-- Start of Data entries --

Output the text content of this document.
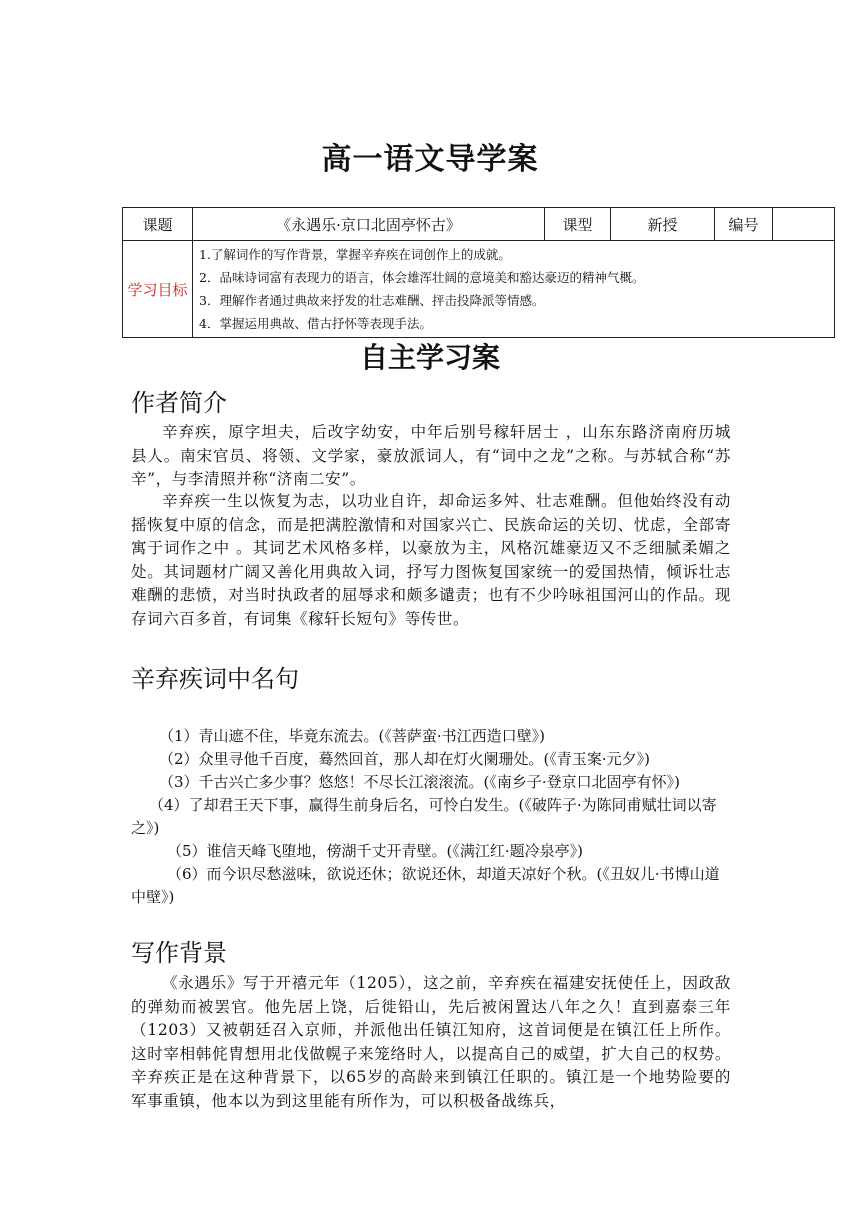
高一语文导学案
课题	《永遇乐·京口北固亭怀古》	课型	新授	编号	
学习目标	1.了解词作的写作背景，掌握辛弃疾在词创作上的成就。
2．品味诗词富有表现力的语言，体会雄浑壮阔的意境美和豁达豪迈的精神气概。
3．理解作者通过典故来抒发的壮志难酬、抨击投降派等情感。
4．掌握运用典故、借古抒怀等表现手法。				
自主学习案
作者简介
辛弃疾，原字坦夫，后改字幼安，中年后别号稼轩居士 ，山东东路济南府历城县人。南宋官员、将领、文学家，豪放派词人，有“词中之龙”之称。与苏轼合称“苏辛”，与李清照并称“济南二安”。
辛弃疾一生以恢复为志，以功业自许，却命运多舛、壮志难酬。但他始终没有动摇恢复中原的信念，而是把满腔激情和对国家兴亡、民族命运的关切、忧虑，全部寄寓于词作之中 。其词艺术风格多样，以豪放为主，风格沉雄豪迈又不乏细腻柔媚之处。其词题材广阔又善化用典故入词，抒写力图恢复国家统一的爱国热情，倾诉壮志难酬的悲愤，对当时执政者的屈辱求和颇多谴责；也有不少吟咏祖国河山的作品。现存词六百多首，有词集《稼轩长短句》等传世。
辛弃疾词中名句

（1）青山遮不住，毕竟东流去。(《菩萨蛮·书江西造口壁》)

（2）众里寻他千百度，蓦然回首，那人却在灯火阑珊处。(《青玉案·元夕》)

（3）千古兴亡多少事？悠悠！不尽长江滚滚流。(《南乡子·登京口北固亭有怀》)

（4）了却君王天下事，赢得生前身后名，可怜白发生。(《破阵子·为陈同甫赋壮词以寄之》)

（5）谁信天峰飞堕地，傍湖千丈开青壁。(《满江红·题冷泉亭》)

（6）而今识尽愁滋味，欲说还休；欲说还休，却道天凉好个秋。(《丑奴儿·书博山道中壁》)

写作背景
《永遇乐》写于开禧元年（1205），这之前，辛弃疾在福建安抚使任上，因政敌的弹劾而被罢官。他先居上饶，后徙铅山，先后被闲置达八年之久！直到嘉泰三年（1203）又被朝廷召入京师，并派他出任镇江知府，这首词便是在镇江任上所作。这时宰相韩侂胄想用北伐做幌子来笼络时人，以提高自己的威望，扩大自己的权势。辛弃疾正是在这种背景下，以65岁的高龄来到镇江任职的。镇江是一个地势险要的军事重镇，他本以为到这里能有所作为，可以积极备战练兵，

-- End of Data entries --

■ Written request: Every record above should be written out again exactly; the pictures stay out of the copy.

■ Completed exercise:
Output the text content of this document.
高一语文导学案
课题	《永遇乐·京口北固亭怀古》	课型	新授	编号	
学习目标	1.了解词作的写作背景，掌握辛弃疾在词创作上的成就。
2．品味诗词富有表现力的语言，体会雄浑壮阔的意境美和豁达豪迈的精神气概。
3．理解作者通过典故来抒发的壮志难酬、抨击投降派等情感。
4．掌握运用典故、借古抒怀等表现手法。				
自主学习案
作者简介
辛弃疾，原字坦夫，后改字幼安，中年后别号稼轩居士 ，山东东路济南府历城县人。南宋官员、将领、文学家，豪放派词人，有“词中之龙”之称。与苏轼合称“苏辛”，与李清照并称“济南二安”。
辛弃疾一生以恢复为志，以功业自许，却命运多舛、壮志难酬。但他始终没有动摇恢复中原的信念，而是把满腔激情和对国家兴亡、民族命运的关切、忧虑，全部寄寓于词作之中 。其词艺术风格多样，以豪放为主，风格沉雄豪迈又不乏细腻柔媚之处。其词题材广阔又善化用典故入词，抒写力图恢复国家统一的爱国热情，倾诉壮志难酬的悲愤，对当时执政者的屈辱求和颇多谴责；也有不少吟咏祖国河山的作品。现存词六百多首，有词集《稼轩长短句》等传世。
辛弃疾词中名句

（1）青山遮不住，毕竟东流去。(《菩萨蛮·书江西造口壁》)

（2）众里寻他千百度，蓦然回首，那人却在灯火阑珊处。(《青玉案·元夕》)

（3）千古兴亡多少事？悠悠！不尽长江滚滚流。(《南乡子·登京口北固亭有怀》)

（4）了却君王天下事，赢得生前身后名，可怜白发生。(《破阵子·为陈同甫赋壮词以寄之》)

（5）谁信天峰飞堕地，傍湖千丈开青壁。(《满江红·题冷泉亭》)

（6）而今识尽愁滋味，欲说还休；欲说还休，却道天凉好个秋。(《丑奴儿·书博山道中壁》)

写作背景
《永遇乐》写于开禧元年（1205），这之前，辛弃疾在福建安抚使任上，因政敌的弹劾而被罢官。他先居上饶，后徙铅山，先后被闲置达八年之久！直到嘉泰三年（1203）又被朝廷召入京师，并派他出任镇江知府，这首词便是在镇江任上所作。这时宰相韩侂胄想用北伐做幌子来笼络时人，以提高自己的威望，扩大自己的权势。辛弃疾正是在这种背景下，以65岁的高龄来到镇江任职的。镇江是一个地势险要的军事重镇，他本以为到这里能有所作为，可以积极备战练兵，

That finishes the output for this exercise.